*** Opening MATERIAL SUPPLIED ***

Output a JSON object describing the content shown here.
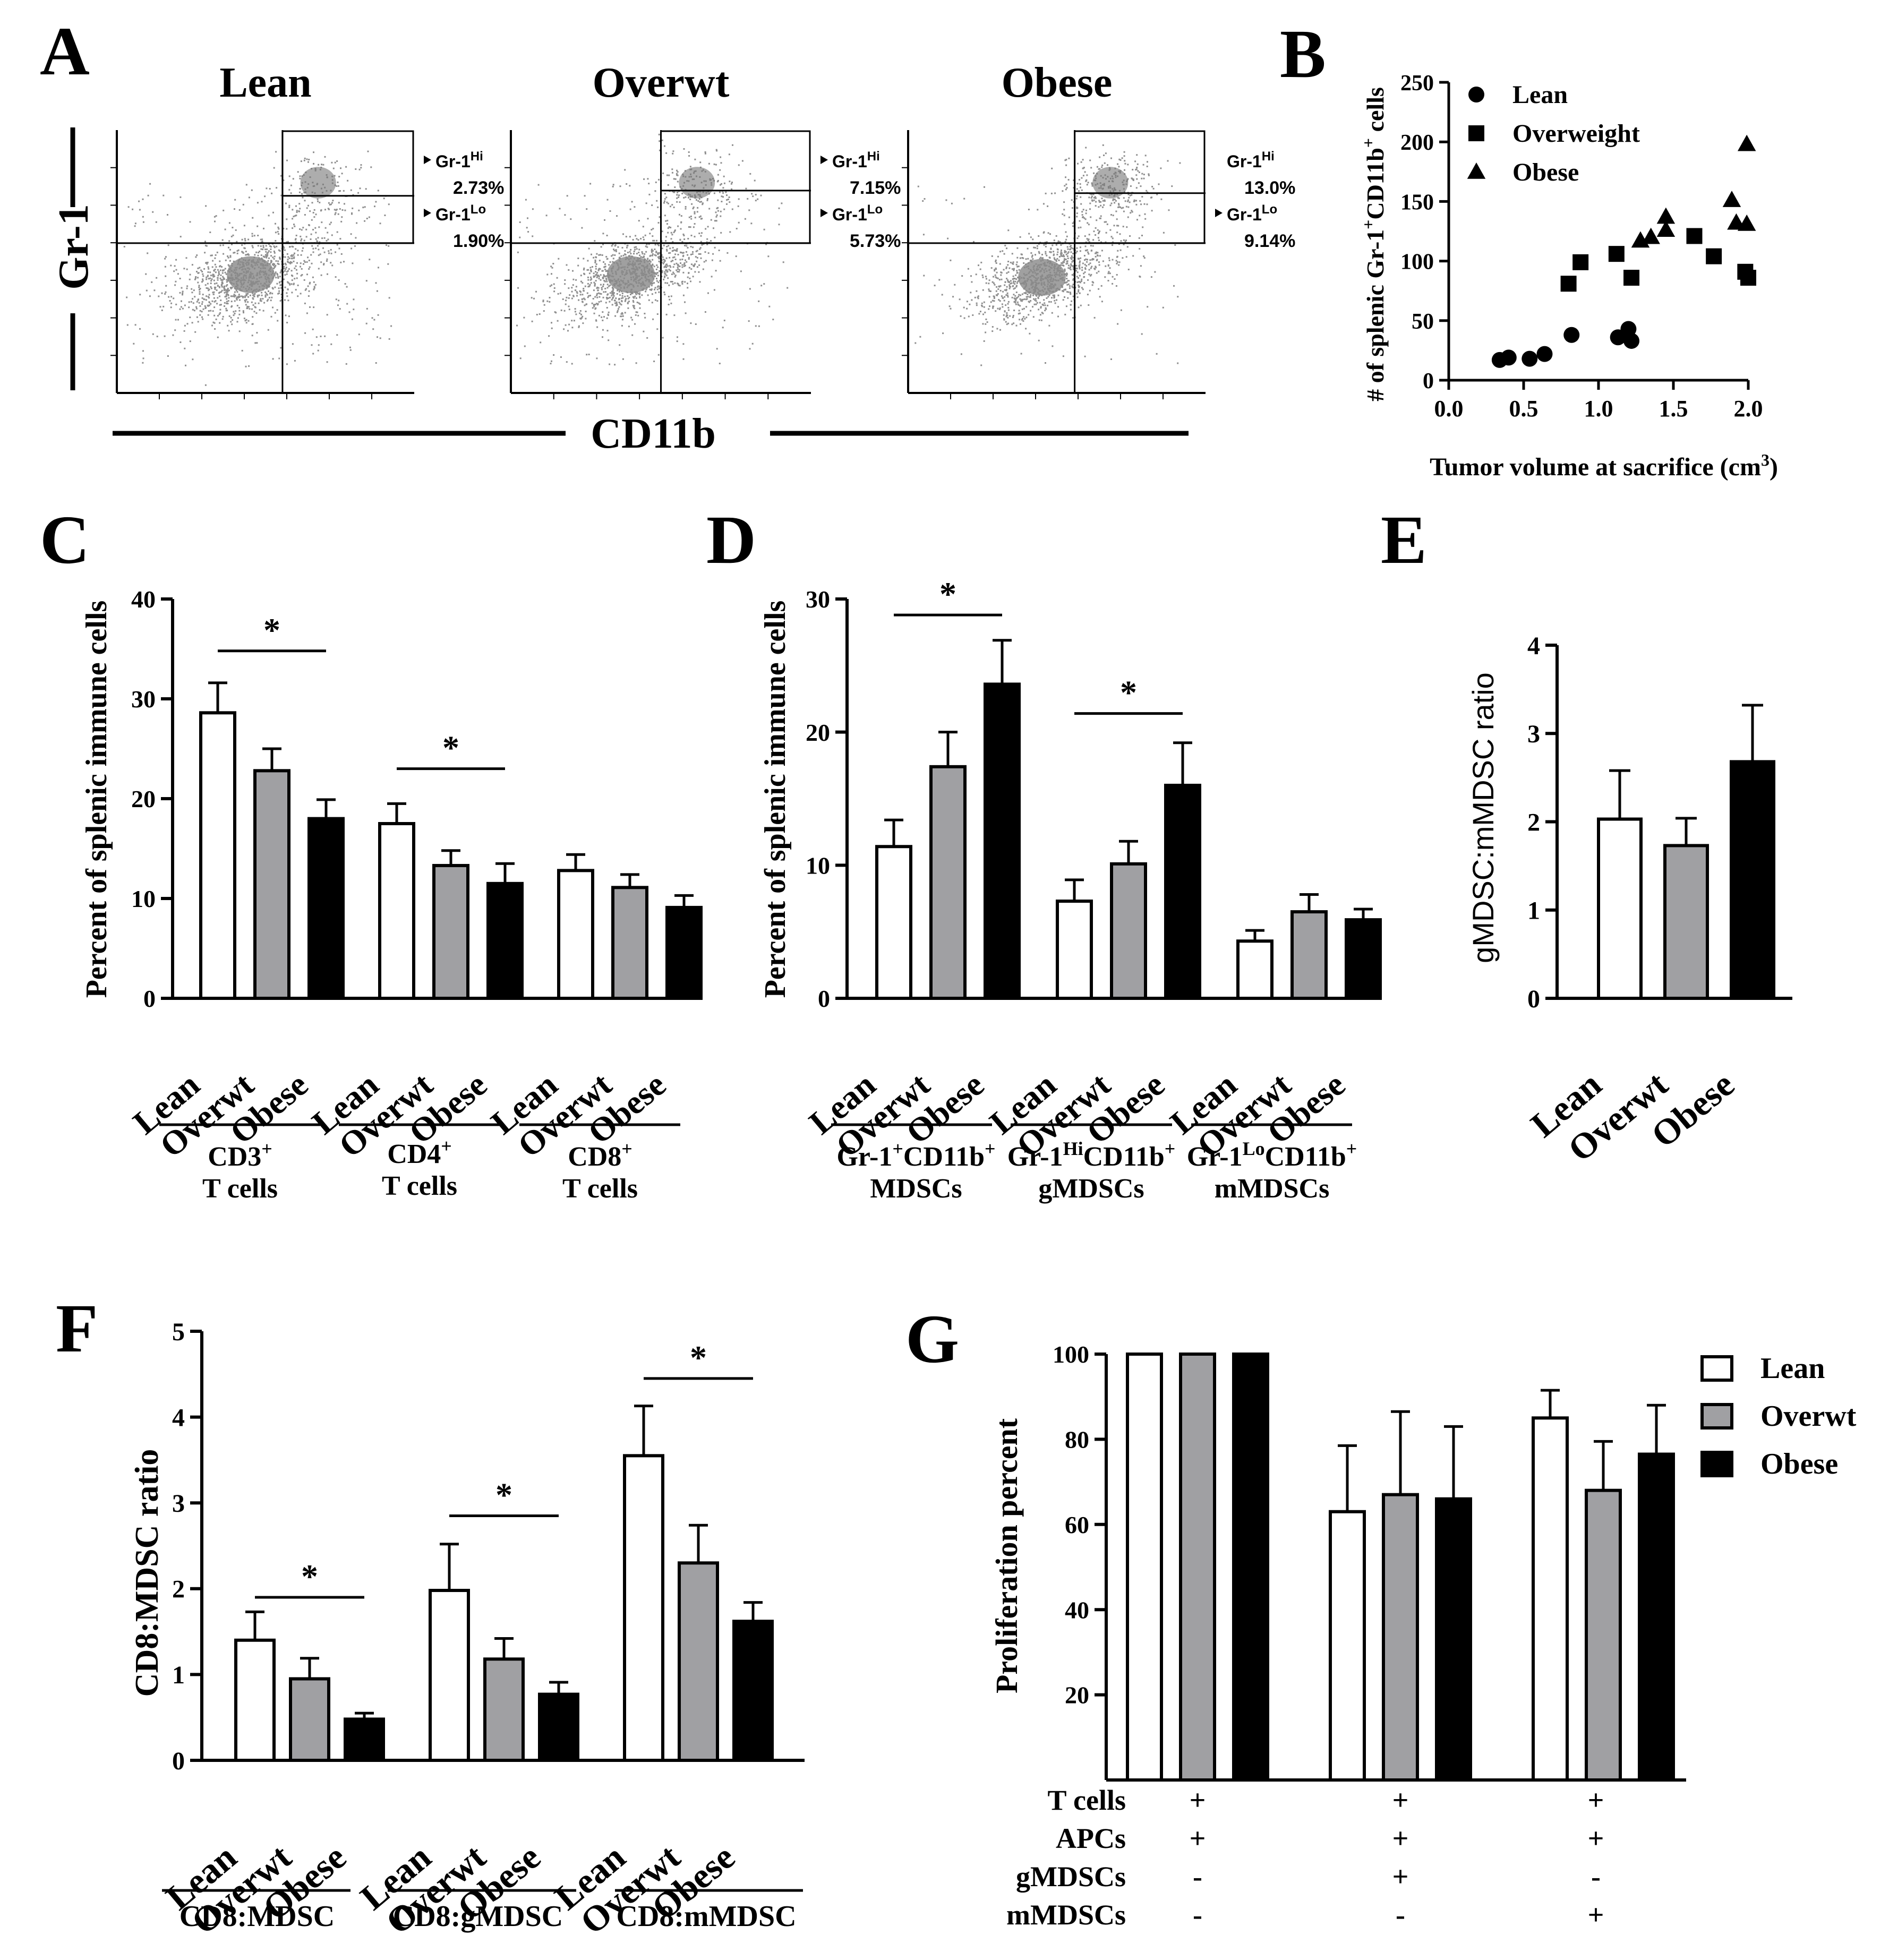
{
  "colors": {
    "lean": "#ffffff",
    "overwt": "#a0a0a3",
    "obese": "#000000",
    "axis": "#000000",
    "flow_density": "#333333"
  },
  "panels": {
    "A": {
      "letter": "A",
      "x_label": "CD11b",
      "y_label": "Gr-1",
      "plots": [
        {
          "title": "Lean",
          "hi_label": "Gr-1",
          "hi_sup": "Hi",
          "hi_value": "2.73%",
          "lo_label": "Gr-1",
          "lo_sup": "Lo",
          "lo_value": "1.90%"
        },
        {
          "title": "Overwt",
          "hi_label": "Gr-1",
          "hi_sup": "Hi",
          "hi_value": "7.15%",
          "lo_label": "Gr-1",
          "lo_sup": "Lo",
          "lo_value": "5.73%"
        },
        {
          "title": "Obese",
          "hi_label": "Gr-1",
          "hi_sup": "Hi",
          "hi_value": "13.0%",
          "lo_label": "Gr-1",
          "lo_sup": "Lo",
          "lo_value": "9.14%"
        }
      ]
    },
    "B": {
      "letter": "B",
      "y_label_parts": [
        "# of splenic Gr-1",
        "+",
        "CD11b",
        "+",
        " cells"
      ],
      "x_label_parts": [
        "Tumor volume at sacrifice (cm",
        "3",
        ")"
      ]
    },
    "C": {
      "letter": "C",
      "y_label": "Percent of splenic immune cells",
      "group_names": [
        [
          "CD3",
          "+",
          "T cells"
        ],
        [
          "CD4",
          "+",
          "T cells"
        ],
        [
          "CD8",
          "+",
          "T cells"
        ]
      ]
    },
    "D": {
      "letter": "D",
      "y_label": "Percent of splenic immune cells",
      "group_names": [
        [
          "Gr-1",
          "+",
          "CD11b",
          "+",
          "MDSCs"
        ],
        [
          "Gr-1",
          "Hi",
          "CD11b",
          "+",
          "gMDSCs"
        ],
        [
          "Gr-1",
          "Lo",
          "CD11b",
          "+",
          "mMDSCs"
        ]
      ]
    },
    "E": {
      "letter": "E",
      "y_label": "gMDSC:mMDSC ratio"
    },
    "F": {
      "letter": "F",
      "y_label": "CD8:MDSC ratio",
      "group_names": [
        "CD8:MDSC",
        "CD8:gMDSC",
        "CD8:mMDSC"
      ]
    },
    "G": {
      "letter": "G",
      "y_label": "Proliferation percent",
      "condition_rows": [
        {
          "label": "T cells",
          "marks": [
            "+",
            "+",
            "+"
          ]
        },
        {
          "label": "APCs",
          "marks": [
            "+",
            "+",
            "+"
          ]
        },
        {
          "label": "gMDSCs",
          "marks": [
            "-",
            "+",
            "-"
          ]
        },
        {
          "label": "mMDSCs",
          "marks": [
            "-",
            "-",
            "+"
          ]
        }
      ]
    }
  },
  "chart_data": [
    {
      "panel": "B",
      "type": "scatter",
      "xlabel": "Tumor volume at sacrifice (cm3)",
      "ylabel": "# of splenic Gr-1+CD11b+ cells",
      "xlim": [
        0,
        2.0
      ],
      "ylim": [
        0,
        250
      ],
      "xticks": [
        "0.0",
        "0.5",
        "1.0",
        "1.5",
        "2.0"
      ],
      "yticks": [
        "0",
        "50",
        "100",
        "150",
        "200",
        "250"
      ],
      "legend": "top-left",
      "series": [
        {
          "name": "Lean",
          "marker": "circle",
          "x": [
            0.34,
            0.4,
            0.54,
            0.64,
            0.82,
            1.13,
            1.2,
            1.22
          ],
          "y": [
            17,
            19,
            18,
            22,
            38,
            36,
            43,
            33
          ]
        },
        {
          "name": "Overweight",
          "marker": "square",
          "x": [
            0.8,
            0.88,
            1.12,
            1.22,
            1.64,
            1.77,
            1.98,
            2.0
          ],
          "y": [
            81,
            99,
            106,
            86,
            121,
            104,
            91,
            86
          ]
        },
        {
          "name": "Obese",
          "marker": "triangle",
          "x": [
            1.28,
            1.35,
            1.45,
            1.45,
            1.89,
            1.92,
            1.99,
            1.99
          ],
          "y": [
            117,
            120,
            126,
            137,
            151,
            132,
            131,
            198
          ]
        }
      ]
    },
    {
      "panel": "C",
      "type": "bar",
      "ylabel": "Percent of splenic immune cells",
      "ylim": [
        0,
        40
      ],
      "yticks": [
        "0",
        "10",
        "20",
        "30",
        "40"
      ],
      "categories": [
        "Lean",
        "Overwt",
        "Obese"
      ],
      "groups": [
        {
          "name": "CD3+ T cells",
          "values": [
            28.6,
            22.8,
            18.0
          ],
          "errors": [
            3.0,
            2.2,
            1.9
          ]
        },
        {
          "name": "CD4+ T cells",
          "values": [
            17.5,
            13.3,
            11.5
          ],
          "errors": [
            2.0,
            1.5,
            2.0
          ]
        },
        {
          "name": "CD8+ T cells",
          "values": [
            12.8,
            11.1,
            9.1
          ],
          "errors": [
            1.6,
            1.3,
            1.2
          ]
        }
      ],
      "significance": [
        {
          "group": 0,
          "from": 0,
          "to": 2,
          "y": 34.8,
          "label": "*"
        },
        {
          "group": 1,
          "from": 0,
          "to": 2,
          "y": 23.0,
          "label": "*"
        }
      ]
    },
    {
      "panel": "D",
      "type": "bar",
      "ylabel": "Percent of splenic immune cells",
      "ylim": [
        0,
        30
      ],
      "yticks": [
        "0",
        "10",
        "20",
        "30"
      ],
      "categories": [
        "Lean",
        "Overwt",
        "Obese"
      ],
      "groups": [
        {
          "name": "Gr-1+CD11b+ MDSCs",
          "values": [
            11.4,
            17.4,
            23.6
          ],
          "errors": [
            2.0,
            2.6,
            3.3
          ]
        },
        {
          "name": "Gr-1HiCD11b+ gMDSCs",
          "values": [
            7.3,
            10.1,
            16.0
          ],
          "errors": [
            1.6,
            1.7,
            3.2
          ]
        },
        {
          "name": "Gr-1LoCD11b+ mMDSCs",
          "values": [
            4.3,
            6.5,
            5.9
          ],
          "errors": [
            0.8,
            1.3,
            0.8
          ]
        }
      ],
      "significance": [
        {
          "group": 0,
          "from": 0,
          "to": 2,
          "y": 28.8,
          "label": "*"
        },
        {
          "group": 1,
          "from": 0,
          "to": 2,
          "y": 21.4,
          "label": "*"
        }
      ]
    },
    {
      "panel": "E",
      "type": "bar",
      "ylabel": "gMDSC:mMDSC ratio",
      "ylim": [
        0,
        4
      ],
      "yticks": [
        "0",
        "1",
        "2",
        "3",
        "4"
      ],
      "categories": [
        "Lean",
        "Overwt",
        "Obese"
      ],
      "groups": [
        {
          "name": "",
          "values": [
            2.03,
            1.73,
            2.68
          ],
          "errors": [
            0.55,
            0.31,
            0.64
          ]
        }
      ],
      "significance": []
    },
    {
      "panel": "F",
      "type": "bar",
      "ylabel": "CD8:MDSC ratio",
      "ylim": [
        0,
        5
      ],
      "yticks": [
        "0",
        "1",
        "2",
        "3",
        "4",
        "5"
      ],
      "categories": [
        "Lean",
        "Overwt",
        "Obese"
      ],
      "groups": [
        {
          "name": "CD8:MDSC",
          "values": [
            1.4,
            0.95,
            0.48
          ],
          "errors": [
            0.33,
            0.24,
            0.07
          ]
        },
        {
          "name": "CD8:gMDSC",
          "values": [
            1.98,
            1.18,
            0.77
          ],
          "errors": [
            0.54,
            0.24,
            0.14
          ]
        },
        {
          "name": "CD8:mMDSC",
          "values": [
            3.55,
            2.3,
            1.62
          ],
          "errors": [
            0.58,
            0.44,
            0.22
          ]
        }
      ],
      "significance": [
        {
          "group": 0,
          "from": 0,
          "to": 2,
          "y": 1.9,
          "label": "*"
        },
        {
          "group": 1,
          "from": 0,
          "to": 2,
          "y": 2.85,
          "label": "*"
        },
        {
          "group": 2,
          "from": 0,
          "to": 2,
          "y": 4.45,
          "label": "*"
        }
      ]
    },
    {
      "panel": "G",
      "type": "bar",
      "ylabel": "Proliferation percent",
      "ylim": [
        0,
        100
      ],
      "yticks": [
        "20",
        "40",
        "60",
        "80",
        "100"
      ],
      "categories": [
        "Lean",
        "Overwt",
        "Obese"
      ],
      "legend": "top-right",
      "groups": [
        {
          "name": "T cells + APCs",
          "values": [
            100,
            100,
            100
          ],
          "errors": [
            0,
            0,
            0
          ]
        },
        {
          "name": "+ gMDSCs",
          "values": [
            63,
            67,
            66
          ],
          "errors": [
            15.5,
            19.5,
            17
          ]
        },
        {
          "name": "+ mMDSCs",
          "values": [
            85,
            68,
            76.5
          ],
          "errors": [
            6.5,
            11.5,
            11.5
          ]
        }
      ],
      "significance": []
    }
  ]
}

*** Closing MATERIAL SUPPLIED ***

WHAT YOU WILL DO:
Which lines in the entries above contain "sacrifice"? Pull each of them out.

REPLY TO THE EXERCISE:
        "Tumor volume at sacrifice (cm",
      "xlabel": "Tumor volume at sacrifice (cm3)",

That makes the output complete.